→ **Task**
Retype the following lines word for word, keeping every character unchanged.

Element and coordinate lines:
※
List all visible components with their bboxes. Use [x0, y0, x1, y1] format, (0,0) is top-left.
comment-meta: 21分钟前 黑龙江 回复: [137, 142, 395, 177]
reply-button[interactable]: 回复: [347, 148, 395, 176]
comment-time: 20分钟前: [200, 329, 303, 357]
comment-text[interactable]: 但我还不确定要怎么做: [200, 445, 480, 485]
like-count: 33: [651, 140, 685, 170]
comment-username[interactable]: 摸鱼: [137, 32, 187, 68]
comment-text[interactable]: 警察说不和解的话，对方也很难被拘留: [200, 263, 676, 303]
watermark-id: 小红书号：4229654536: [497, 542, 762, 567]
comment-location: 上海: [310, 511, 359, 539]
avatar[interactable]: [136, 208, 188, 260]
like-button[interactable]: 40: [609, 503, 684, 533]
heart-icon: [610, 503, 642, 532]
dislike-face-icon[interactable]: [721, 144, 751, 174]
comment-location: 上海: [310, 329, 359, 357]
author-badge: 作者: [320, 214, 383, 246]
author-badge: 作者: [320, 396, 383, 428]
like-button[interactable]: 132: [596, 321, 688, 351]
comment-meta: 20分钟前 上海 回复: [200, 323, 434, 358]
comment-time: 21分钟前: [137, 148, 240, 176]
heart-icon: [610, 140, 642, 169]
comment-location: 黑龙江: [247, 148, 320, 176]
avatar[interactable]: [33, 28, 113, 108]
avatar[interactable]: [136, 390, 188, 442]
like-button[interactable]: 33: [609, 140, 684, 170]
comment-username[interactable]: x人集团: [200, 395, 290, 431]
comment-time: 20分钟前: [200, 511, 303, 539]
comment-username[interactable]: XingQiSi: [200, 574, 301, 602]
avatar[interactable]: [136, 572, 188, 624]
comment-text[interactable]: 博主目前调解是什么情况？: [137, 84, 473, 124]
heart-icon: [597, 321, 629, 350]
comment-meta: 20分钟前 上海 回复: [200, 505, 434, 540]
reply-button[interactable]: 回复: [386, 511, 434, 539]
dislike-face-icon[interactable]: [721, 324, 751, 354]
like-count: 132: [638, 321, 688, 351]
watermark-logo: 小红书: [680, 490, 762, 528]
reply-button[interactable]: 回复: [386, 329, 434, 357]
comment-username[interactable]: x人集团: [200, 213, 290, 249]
※
→ **Correct result**
List all visible components with their bboxes. Use [x0, y0, x1, y1] format, (0,0) is top-left.
comment-meta: 21分钟前 黑龙江 回复: [137, 142, 395, 177]
reply-button[interactable]: 回复: [347, 148, 395, 176]
comment-time: 20分钟前: [200, 329, 303, 357]
comment-text[interactable]: 但我还不确定要怎么做: [200, 445, 480, 485]
like-count: 33: [651, 140, 685, 170]
comment-username[interactable]: 摸鱼: [137, 32, 187, 68]
comment-text[interactable]: 警察说不和解的话，对方也很难被拘留: [200, 263, 676, 303]
watermark-id: 小红书号：4229654536: [497, 542, 762, 567]
comment-location: 上海: [310, 511, 359, 539]
avatar[interactable]: [136, 208, 188, 260]
like-button[interactable]: 40: [609, 503, 684, 533]
heart-icon: [610, 503, 642, 532]
dislike-face-icon[interactable]: [721, 144, 751, 174]
comment-location: 上海: [310, 329, 359, 357]
author-badge: 作者: [320, 214, 383, 246]
author-badge: 作者: [320, 396, 383, 428]
like-button[interactable]: 132: [596, 321, 688, 351]
comment-meta: 20分钟前 上海 回复: [200, 323, 434, 358]
comment-time: 21分钟前: [137, 148, 240, 176]
heart-icon: [610, 140, 642, 169]
comment-location: 黑龙江: [247, 148, 320, 176]
avatar[interactable]: [33, 28, 113, 108]
avatar[interactable]: [136, 390, 188, 442]
like-button[interactable]: 33: [609, 140, 684, 170]
comment-username[interactable]: x人集团: [200, 395, 290, 431]
comment-time: 20分钟前: [200, 511, 303, 539]
comment-username[interactable]: XingQiSi: [200, 574, 301, 602]
avatar[interactable]: [136, 572, 188, 624]
comment-text[interactable]: 博主目前调解是什么情况？: [137, 84, 473, 124]
heart-icon: [597, 321, 629, 350]
comment-meta: 20分钟前 上海 回复: [200, 505, 434, 540]
reply-button[interactable]: 回复: [386, 511, 434, 539]
dislike-face-icon[interactable]: [721, 324, 751, 354]
like-count: 132: [638, 321, 688, 351]
watermark-logo: 小红书: [680, 490, 762, 528]
reply-button[interactable]: 回复: [386, 329, 434, 357]
comment-username[interactable]: x人集团: [200, 213, 290, 249]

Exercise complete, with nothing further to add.